Data extracted from a collection
:::
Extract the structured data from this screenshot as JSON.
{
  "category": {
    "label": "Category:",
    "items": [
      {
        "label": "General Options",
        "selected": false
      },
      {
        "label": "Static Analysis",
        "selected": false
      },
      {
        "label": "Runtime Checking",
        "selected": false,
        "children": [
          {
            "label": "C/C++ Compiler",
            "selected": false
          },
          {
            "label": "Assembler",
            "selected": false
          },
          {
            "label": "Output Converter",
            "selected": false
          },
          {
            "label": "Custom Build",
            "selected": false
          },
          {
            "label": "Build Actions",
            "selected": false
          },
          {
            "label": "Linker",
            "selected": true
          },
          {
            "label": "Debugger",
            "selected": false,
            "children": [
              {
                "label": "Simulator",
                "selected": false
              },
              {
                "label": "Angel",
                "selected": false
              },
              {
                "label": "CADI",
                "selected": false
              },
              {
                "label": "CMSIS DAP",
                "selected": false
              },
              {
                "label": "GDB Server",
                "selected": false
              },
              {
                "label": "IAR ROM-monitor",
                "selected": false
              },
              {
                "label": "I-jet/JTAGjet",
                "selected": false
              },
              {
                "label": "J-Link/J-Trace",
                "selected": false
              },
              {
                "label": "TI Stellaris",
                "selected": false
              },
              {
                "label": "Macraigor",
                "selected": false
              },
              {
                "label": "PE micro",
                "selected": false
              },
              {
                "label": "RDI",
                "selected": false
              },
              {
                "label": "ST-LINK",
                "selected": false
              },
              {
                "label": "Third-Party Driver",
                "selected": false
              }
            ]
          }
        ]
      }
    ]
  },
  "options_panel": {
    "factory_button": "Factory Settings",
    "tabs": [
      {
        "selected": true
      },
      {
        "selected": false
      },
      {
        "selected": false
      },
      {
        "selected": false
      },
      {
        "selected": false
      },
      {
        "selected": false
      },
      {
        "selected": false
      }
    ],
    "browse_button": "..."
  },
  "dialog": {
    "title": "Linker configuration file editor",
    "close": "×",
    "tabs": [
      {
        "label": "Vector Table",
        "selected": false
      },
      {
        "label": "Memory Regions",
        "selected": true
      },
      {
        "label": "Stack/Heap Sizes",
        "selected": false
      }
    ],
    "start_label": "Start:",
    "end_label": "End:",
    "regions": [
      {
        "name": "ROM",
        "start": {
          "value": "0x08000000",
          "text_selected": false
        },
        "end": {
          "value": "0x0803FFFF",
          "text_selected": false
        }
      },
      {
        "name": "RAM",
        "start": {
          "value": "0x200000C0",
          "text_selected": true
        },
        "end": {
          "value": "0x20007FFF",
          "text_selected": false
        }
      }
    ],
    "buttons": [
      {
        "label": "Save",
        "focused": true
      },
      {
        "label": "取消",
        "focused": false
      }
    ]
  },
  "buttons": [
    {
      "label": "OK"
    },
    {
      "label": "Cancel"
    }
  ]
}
:::
• What you have to do:
Tell how many lines in the material above include the word "Build", giving the number only.

• Answer to this task:
2